- [The problem]: Write out all the material exactly. Leave nothing out.

- [Figure content listings]:
---
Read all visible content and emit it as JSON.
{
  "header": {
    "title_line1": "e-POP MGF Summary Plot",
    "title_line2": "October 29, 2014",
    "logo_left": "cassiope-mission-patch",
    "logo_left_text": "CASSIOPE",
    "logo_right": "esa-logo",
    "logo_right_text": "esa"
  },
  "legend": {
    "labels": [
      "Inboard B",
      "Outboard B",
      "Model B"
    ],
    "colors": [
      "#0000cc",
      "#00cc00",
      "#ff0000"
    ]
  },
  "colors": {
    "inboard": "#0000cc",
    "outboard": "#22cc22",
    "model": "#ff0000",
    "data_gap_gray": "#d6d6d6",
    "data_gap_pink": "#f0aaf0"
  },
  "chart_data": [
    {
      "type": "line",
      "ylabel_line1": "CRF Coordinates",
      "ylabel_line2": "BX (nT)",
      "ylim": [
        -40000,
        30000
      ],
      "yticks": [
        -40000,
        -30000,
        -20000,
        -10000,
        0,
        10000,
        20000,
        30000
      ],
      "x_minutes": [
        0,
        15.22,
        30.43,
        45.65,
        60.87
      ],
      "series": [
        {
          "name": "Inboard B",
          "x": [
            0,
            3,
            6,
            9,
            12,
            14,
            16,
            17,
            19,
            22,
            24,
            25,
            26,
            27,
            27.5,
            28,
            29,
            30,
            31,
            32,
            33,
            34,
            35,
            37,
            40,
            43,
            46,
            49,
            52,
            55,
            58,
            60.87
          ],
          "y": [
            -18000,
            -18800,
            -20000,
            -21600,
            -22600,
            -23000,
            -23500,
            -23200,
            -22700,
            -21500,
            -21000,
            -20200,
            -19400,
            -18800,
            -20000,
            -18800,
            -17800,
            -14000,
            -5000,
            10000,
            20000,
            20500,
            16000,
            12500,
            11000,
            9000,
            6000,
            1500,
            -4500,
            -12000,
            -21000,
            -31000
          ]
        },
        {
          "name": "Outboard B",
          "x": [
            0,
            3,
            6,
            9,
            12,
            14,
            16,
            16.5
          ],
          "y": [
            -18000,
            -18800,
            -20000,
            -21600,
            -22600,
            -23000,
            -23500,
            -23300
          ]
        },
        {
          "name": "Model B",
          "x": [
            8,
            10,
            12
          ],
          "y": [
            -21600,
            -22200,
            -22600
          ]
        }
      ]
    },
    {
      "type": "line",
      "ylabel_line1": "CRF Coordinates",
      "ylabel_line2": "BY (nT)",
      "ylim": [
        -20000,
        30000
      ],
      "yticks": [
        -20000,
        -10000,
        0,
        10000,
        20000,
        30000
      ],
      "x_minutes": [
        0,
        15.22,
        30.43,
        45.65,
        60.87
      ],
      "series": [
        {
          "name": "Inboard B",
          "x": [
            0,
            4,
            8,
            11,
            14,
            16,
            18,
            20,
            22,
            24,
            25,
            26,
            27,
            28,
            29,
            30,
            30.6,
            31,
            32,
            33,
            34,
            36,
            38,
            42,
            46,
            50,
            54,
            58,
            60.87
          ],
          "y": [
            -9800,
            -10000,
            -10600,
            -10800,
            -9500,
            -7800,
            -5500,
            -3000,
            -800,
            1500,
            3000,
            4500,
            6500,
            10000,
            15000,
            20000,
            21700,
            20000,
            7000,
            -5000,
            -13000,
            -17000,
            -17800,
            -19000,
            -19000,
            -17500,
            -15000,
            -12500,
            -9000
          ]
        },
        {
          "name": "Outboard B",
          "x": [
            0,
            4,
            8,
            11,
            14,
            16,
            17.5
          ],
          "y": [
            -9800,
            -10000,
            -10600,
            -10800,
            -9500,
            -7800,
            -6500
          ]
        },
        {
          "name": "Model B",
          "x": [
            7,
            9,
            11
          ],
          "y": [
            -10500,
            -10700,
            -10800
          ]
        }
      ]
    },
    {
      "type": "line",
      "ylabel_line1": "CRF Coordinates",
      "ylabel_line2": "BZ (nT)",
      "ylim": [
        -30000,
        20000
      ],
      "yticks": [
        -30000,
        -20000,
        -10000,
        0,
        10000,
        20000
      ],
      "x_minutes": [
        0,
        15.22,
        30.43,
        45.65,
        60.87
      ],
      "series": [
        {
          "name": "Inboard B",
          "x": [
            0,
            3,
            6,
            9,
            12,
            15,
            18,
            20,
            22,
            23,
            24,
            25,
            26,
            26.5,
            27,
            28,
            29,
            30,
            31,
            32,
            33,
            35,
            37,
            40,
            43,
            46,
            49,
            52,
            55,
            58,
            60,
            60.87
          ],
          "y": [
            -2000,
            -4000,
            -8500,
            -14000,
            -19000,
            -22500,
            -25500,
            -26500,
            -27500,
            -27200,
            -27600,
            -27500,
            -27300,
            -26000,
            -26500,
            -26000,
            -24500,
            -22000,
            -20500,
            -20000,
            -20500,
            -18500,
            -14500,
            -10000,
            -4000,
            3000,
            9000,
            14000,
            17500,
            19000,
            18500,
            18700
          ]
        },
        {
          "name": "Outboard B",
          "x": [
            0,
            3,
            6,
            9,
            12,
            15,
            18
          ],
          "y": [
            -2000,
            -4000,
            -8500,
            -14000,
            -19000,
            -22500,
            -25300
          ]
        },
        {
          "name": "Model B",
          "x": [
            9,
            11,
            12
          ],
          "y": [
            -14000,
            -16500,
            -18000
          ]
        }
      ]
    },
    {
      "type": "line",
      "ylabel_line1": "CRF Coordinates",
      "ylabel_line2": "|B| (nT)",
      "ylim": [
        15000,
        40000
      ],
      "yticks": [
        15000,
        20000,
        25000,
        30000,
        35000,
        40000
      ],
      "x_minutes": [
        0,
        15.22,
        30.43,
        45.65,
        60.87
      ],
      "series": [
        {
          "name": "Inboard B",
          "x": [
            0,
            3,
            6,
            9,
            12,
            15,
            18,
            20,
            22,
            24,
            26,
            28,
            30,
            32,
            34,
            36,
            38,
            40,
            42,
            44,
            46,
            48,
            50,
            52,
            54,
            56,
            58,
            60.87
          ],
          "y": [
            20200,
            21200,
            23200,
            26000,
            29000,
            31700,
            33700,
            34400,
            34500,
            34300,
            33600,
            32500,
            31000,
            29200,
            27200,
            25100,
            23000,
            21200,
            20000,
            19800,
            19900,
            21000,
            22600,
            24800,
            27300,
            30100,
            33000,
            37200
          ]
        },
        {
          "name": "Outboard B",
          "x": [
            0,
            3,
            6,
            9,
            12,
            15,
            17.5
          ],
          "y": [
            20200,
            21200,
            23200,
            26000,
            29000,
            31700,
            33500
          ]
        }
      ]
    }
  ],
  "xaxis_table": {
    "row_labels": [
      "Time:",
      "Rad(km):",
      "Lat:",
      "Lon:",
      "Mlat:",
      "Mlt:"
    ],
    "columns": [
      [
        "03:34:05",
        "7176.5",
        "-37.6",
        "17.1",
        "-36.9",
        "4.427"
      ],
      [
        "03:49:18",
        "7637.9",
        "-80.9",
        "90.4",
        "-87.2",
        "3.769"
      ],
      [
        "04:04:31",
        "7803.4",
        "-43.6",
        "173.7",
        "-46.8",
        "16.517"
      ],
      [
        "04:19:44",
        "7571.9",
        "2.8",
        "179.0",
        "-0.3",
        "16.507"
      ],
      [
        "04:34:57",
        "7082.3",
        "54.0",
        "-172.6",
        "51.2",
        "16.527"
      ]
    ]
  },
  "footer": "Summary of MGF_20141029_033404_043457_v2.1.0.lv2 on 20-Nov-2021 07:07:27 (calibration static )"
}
---
- [Worked answer]:
Read all visible content and emit it as JSON.
{
  "header": {
    "title_line1": "e-POP MGF Summary Plot",
    "title_line2": "October 29, 2014",
    "logo_left": "cassiope-mission-patch",
    "logo_left_text": "CASSIOPE",
    "logo_right": "esa-logo",
    "logo_right_text": "esa"
  },
  "legend": {
    "labels": [
      "Inboard B",
      "Outboard B",
      "Model B"
    ],
    "colors": [
      "#0000cc",
      "#00cc00",
      "#ff0000"
    ]
  },
  "colors": {
    "inboard": "#0000cc",
    "outboard": "#22cc22",
    "model": "#ff0000",
    "data_gap_gray": "#d6d6d6",
    "data_gap_pink": "#f0aaf0"
  },
  "chart_data": [
    {
      "type": "line",
      "ylabel_line1": "CRF Coordinates",
      "ylabel_line2": "BX (nT)",
      "ylim": [
        -40000,
        30000
      ],
      "yticks": [
        -40000,
        -30000,
        -20000,
        -10000,
        0,
        10000,
        20000,
        30000
      ],
      "x_minutes": [
        0,
        15.22,
        30.43,
        45.65,
        60.87
      ],
      "series": [
        {
          "name": "Inboard B",
          "x": [
            0,
            3,
            6,
            9,
            12,
            14,
            16,
            17,
            19,
            22,
            24,
            25,
            26,
            27,
            27.5,
            28,
            29,
            30,
            31,
            32,
            33,
            34,
            35,
            37,
            40,
            43,
            46,
            49,
            52,
            55,
            58,
            60.87
          ],
          "y": [
            -18000,
            -18800,
            -20000,
            -21600,
            -22600,
            -23000,
            -23500,
            -23200,
            -22700,
            -21500,
            -21000,
            -20200,
            -19400,
            -18800,
            -20000,
            -18800,
            -17800,
            -14000,
            -5000,
            10000,
            20000,
            20500,
            16000,
            12500,
            11000,
            9000,
            6000,
            1500,
            -4500,
            -12000,
            -21000,
            -31000
          ]
        },
        {
          "name": "Outboard B",
          "x": [
            0,
            3,
            6,
            9,
            12,
            14,
            16,
            16.5
          ],
          "y": [
            -18000,
            -18800,
            -20000,
            -21600,
            -22600,
            -23000,
            -23500,
            -23300
          ]
        },
        {
          "name": "Model B",
          "x": [
            8,
            10,
            12
          ],
          "y": [
            -21600,
            -22200,
            -22600
          ]
        }
      ]
    },
    {
      "type": "line",
      "ylabel_line1": "CRF Coordinates",
      "ylabel_line2": "BY (nT)",
      "ylim": [
        -20000,
        30000
      ],
      "yticks": [
        -20000,
        -10000,
        0,
        10000,
        20000,
        30000
      ],
      "x_minutes": [
        0,
        15.22,
        30.43,
        45.65,
        60.87
      ],
      "series": [
        {
          "name": "Inboard B",
          "x": [
            0,
            4,
            8,
            11,
            14,
            16,
            18,
            20,
            22,
            24,
            25,
            26,
            27,
            28,
            29,
            30,
            30.6,
            31,
            32,
            33,
            34,
            36,
            38,
            42,
            46,
            50,
            54,
            58,
            60.87
          ],
          "y": [
            -9800,
            -10000,
            -10600,
            -10800,
            -9500,
            -7800,
            -5500,
            -3000,
            -800,
            1500,
            3000,
            4500,
            6500,
            10000,
            15000,
            20000,
            21700,
            20000,
            7000,
            -5000,
            -13000,
            -17000,
            -17800,
            -19000,
            -19000,
            -17500,
            -15000,
            -12500,
            -9000
          ]
        },
        {
          "name": "Outboard B",
          "x": [
            0,
            4,
            8,
            11,
            14,
            16,
            17.5
          ],
          "y": [
            -9800,
            -10000,
            -10600,
            -10800,
            -9500,
            -7800,
            -6500
          ]
        },
        {
          "name": "Model B",
          "x": [
            7,
            9,
            11
          ],
          "y": [
            -10500,
            -10700,
            -10800
          ]
        }
      ]
    },
    {
      "type": "line",
      "ylabel_line1": "CRF Coordinates",
      "ylabel_line2": "BZ (nT)",
      "ylim": [
        -30000,
        20000
      ],
      "yticks": [
        -30000,
        -20000,
        -10000,
        0,
        10000,
        20000
      ],
      "x_minutes": [
        0,
        15.22,
        30.43,
        45.65,
        60.87
      ],
      "series": [
        {
          "name": "Inboard B",
          "x": [
            0,
            3,
            6,
            9,
            12,
            15,
            18,
            20,
            22,
            23,
            24,
            25,
            26,
            26.5,
            27,
            28,
            29,
            30,
            31,
            32,
            33,
            35,
            37,
            40,
            43,
            46,
            49,
            52,
            55,
            58,
            60,
            60.87
          ],
          "y": [
            -2000,
            -4000,
            -8500,
            -14000,
            -19000,
            -22500,
            -25500,
            -26500,
            -27500,
            -27200,
            -27600,
            -27500,
            -27300,
            -26000,
            -26500,
            -26000,
            -24500,
            -22000,
            -20500,
            -20000,
            -20500,
            -18500,
            -14500,
            -10000,
            -4000,
            3000,
            9000,
            14000,
            17500,
            19000,
            18500,
            18700
          ]
        },
        {
          "name": "Outboard B",
          "x": [
            0,
            3,
            6,
            9,
            12,
            15,
            18
          ],
          "y": [
            -2000,
            -4000,
            -8500,
            -14000,
            -19000,
            -22500,
            -25300
          ]
        },
        {
          "name": "Model B",
          "x": [
            9,
            11,
            12
          ],
          "y": [
            -14000,
            -16500,
            -18000
          ]
        }
      ]
    },
    {
      "type": "line",
      "ylabel_line1": "CRF Coordinates",
      "ylabel_line2": "|B| (nT)",
      "ylim": [
        15000,
        40000
      ],
      "yticks": [
        15000,
        20000,
        25000,
        30000,
        35000,
        40000
      ],
      "x_minutes": [
        0,
        15.22,
        30.43,
        45.65,
        60.87
      ],
      "series": [
        {
          "name": "Inboard B",
          "x": [
            0,
            3,
            6,
            9,
            12,
            15,
            18,
            20,
            22,
            24,
            26,
            28,
            30,
            32,
            34,
            36,
            38,
            40,
            42,
            44,
            46,
            48,
            50,
            52,
            54,
            56,
            58,
            60.87
          ],
          "y": [
            20200,
            21200,
            23200,
            26000,
            29000,
            31700,
            33700,
            34400,
            34500,
            34300,
            33600,
            32500,
            31000,
            29200,
            27200,
            25100,
            23000,
            21200,
            20000,
            19800,
            19900,
            21000,
            22600,
            24800,
            27300,
            30100,
            33000,
            37200
          ]
        },
        {
          "name": "Outboard B",
          "x": [
            0,
            3,
            6,
            9,
            12,
            15,
            17.5
          ],
          "y": [
            20200,
            21200,
            23200,
            26000,
            29000,
            31700,
            33500
          ]
        }
      ]
    }
  ],
  "xaxis_table": {
    "row_labels": [
      "Time:",
      "Rad(km):",
      "Lat:",
      "Lon:",
      "Mlat:",
      "Mlt:"
    ],
    "columns": [
      [
        "03:34:05",
        "7176.5",
        "-37.6",
        "17.1",
        "-36.9",
        "4.427"
      ],
      [
        "03:49:18",
        "7637.9",
        "-80.9",
        "90.4",
        "-87.2",
        "3.769"
      ],
      [
        "04:04:31",
        "7803.4",
        "-43.6",
        "173.7",
        "-46.8",
        "16.517"
      ],
      [
        "04:19:44",
        "7571.9",
        "2.8",
        "179.0",
        "-0.3",
        "16.507"
      ],
      [
        "04:34:57",
        "7082.3",
        "54.0",
        "-172.6",
        "51.2",
        "16.527"
      ]
    ]
  },
  "footer": "Summary of MGF_20141029_033404_043457_v2.1.0.lv2 on 20-Nov-2021 07:07:27 (calibration static )"
}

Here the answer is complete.